Start of Task inputs

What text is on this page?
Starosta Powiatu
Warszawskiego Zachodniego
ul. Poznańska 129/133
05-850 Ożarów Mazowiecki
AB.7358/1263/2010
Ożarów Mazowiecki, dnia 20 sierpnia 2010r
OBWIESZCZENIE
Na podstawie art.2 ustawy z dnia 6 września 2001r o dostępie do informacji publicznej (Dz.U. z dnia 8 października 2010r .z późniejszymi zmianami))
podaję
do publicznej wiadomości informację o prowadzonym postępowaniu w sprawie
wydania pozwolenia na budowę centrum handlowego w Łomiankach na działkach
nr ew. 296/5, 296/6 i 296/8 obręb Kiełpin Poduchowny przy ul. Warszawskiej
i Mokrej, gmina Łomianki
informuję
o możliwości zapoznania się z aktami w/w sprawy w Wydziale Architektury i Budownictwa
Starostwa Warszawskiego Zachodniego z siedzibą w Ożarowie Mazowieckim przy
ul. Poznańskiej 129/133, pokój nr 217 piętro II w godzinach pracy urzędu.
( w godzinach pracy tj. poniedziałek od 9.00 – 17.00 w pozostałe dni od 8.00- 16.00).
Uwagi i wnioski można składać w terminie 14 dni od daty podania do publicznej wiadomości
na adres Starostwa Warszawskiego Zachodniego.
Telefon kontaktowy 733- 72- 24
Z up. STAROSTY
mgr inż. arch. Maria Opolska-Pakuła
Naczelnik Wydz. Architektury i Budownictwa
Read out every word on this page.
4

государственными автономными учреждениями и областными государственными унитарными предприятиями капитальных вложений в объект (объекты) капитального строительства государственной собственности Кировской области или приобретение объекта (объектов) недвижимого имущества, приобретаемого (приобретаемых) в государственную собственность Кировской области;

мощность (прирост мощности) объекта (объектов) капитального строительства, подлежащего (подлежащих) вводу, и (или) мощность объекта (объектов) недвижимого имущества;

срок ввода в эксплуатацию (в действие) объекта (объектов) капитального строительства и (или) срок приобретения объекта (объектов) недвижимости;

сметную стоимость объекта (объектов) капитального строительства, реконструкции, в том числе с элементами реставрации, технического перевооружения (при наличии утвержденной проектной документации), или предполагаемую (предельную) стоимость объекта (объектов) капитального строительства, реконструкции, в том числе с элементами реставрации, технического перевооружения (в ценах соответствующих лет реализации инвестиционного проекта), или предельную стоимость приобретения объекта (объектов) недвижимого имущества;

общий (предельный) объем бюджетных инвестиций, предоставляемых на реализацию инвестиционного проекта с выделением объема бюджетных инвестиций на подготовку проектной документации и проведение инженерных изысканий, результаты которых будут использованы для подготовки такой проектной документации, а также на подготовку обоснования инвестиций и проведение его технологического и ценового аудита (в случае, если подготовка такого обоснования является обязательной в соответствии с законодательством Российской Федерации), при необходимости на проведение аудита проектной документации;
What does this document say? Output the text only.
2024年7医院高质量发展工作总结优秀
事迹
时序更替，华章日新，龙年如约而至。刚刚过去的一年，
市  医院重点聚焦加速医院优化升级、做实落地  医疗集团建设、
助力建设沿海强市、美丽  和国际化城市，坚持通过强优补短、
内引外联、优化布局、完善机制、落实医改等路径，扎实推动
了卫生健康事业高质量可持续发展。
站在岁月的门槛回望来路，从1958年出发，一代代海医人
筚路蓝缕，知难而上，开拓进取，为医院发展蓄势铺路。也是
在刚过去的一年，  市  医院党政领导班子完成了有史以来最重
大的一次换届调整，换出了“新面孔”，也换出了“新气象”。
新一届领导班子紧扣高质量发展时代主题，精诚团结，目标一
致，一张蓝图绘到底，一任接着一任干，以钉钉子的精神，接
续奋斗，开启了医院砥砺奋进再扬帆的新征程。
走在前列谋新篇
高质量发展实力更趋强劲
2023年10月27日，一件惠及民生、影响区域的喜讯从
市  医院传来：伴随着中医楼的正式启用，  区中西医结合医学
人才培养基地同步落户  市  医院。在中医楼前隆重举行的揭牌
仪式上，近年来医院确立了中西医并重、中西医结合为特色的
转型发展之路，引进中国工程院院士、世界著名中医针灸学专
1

End of Task inputs

**Exercise task**
Pick out and copy the lines of the material that include the word "this".

**Finished exercise**
What text is on this page?
Read out every word on this page.
What does this document say? Output the text only.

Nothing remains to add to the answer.